= Task requirements =
Each record below should appear again exactly as written.

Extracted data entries
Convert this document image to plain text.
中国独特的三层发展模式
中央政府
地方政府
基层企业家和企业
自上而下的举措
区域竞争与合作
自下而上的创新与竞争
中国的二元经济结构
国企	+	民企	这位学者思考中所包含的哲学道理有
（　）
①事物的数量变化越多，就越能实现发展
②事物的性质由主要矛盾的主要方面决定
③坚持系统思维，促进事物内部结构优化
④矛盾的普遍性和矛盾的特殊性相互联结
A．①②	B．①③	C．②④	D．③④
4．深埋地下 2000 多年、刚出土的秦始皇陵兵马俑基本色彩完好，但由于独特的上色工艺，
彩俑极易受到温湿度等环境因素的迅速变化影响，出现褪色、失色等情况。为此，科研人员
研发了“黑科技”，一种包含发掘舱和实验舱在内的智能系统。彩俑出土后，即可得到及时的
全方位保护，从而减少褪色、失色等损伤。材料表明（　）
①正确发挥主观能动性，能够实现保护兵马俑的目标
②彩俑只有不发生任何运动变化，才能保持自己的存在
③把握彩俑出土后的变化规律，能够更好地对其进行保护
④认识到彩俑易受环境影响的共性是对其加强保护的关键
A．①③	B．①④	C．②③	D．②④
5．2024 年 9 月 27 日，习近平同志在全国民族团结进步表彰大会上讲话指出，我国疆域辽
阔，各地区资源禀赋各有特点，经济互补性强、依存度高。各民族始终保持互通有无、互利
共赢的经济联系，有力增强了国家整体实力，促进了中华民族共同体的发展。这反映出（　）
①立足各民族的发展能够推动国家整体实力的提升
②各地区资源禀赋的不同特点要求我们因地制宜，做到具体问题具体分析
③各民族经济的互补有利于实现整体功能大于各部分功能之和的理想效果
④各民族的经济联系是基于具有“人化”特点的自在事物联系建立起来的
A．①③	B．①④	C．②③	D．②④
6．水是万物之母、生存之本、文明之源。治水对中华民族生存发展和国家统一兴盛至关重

= Solution =
Convert this document image to plain text.
中国独特的三层发展模式
中央政府
地方政府
基层企业家和企业
自上而下的举措
区域竞争与合作
自下而上的创新与竞争
中国的二元经济结构
国企	+	民企	这位学者思考中所包含的哲学道理有
（　）
①事物的数量变化越多，就越能实现发展
②事物的性质由主要矛盾的主要方面决定
③坚持系统思维，促进事物内部结构优化
④矛盾的普遍性和矛盾的特殊性相互联结
A．①②	B．①③	C．②④	D．③④
4．深埋地下 2000 多年、刚出土的秦始皇陵兵马俑基本色彩完好，但由于独特的上色工艺，
彩俑极易受到温湿度等环境因素的迅速变化影响，出现褪色、失色等情况。为此，科研人员
研发了“黑科技”，一种包含发掘舱和实验舱在内的智能系统。彩俑出土后，即可得到及时的
全方位保护，从而减少褪色、失色等损伤。材料表明（　）
①正确发挥主观能动性，能够实现保护兵马俑的目标
②彩俑只有不发生任何运动变化，才能保持自己的存在
③把握彩俑出土后的变化规律，能够更好地对其进行保护
④认识到彩俑易受环境影响的共性是对其加强保护的关键
A．①③	B．①④	C．②③	D．②④
5．2024 年 9 月 27 日，习近平同志在全国民族团结进步表彰大会上讲话指出，我国疆域辽
阔，各地区资源禀赋各有特点，经济互补性强、依存度高。各民族始终保持互通有无、互利
共赢的经济联系，有力增强了国家整体实力，促进了中华民族共同体的发展。这反映出（　）
①立足各民族的发展能够推动国家整体实力的提升
②各地区资源禀赋的不同特点要求我们因地制宜，做到具体问题具体分析
③各民族经济的互补有利于实现整体功能大于各部分功能之和的理想效果
④各民族的经济联系是基于具有“人化”特点的自在事物联系建立起来的
A．①③	B．①④	C．②③	D．②④
6．水是万物之母、生存之本、文明之源。治水对中华民族生存发展和国家统一兴盛至关重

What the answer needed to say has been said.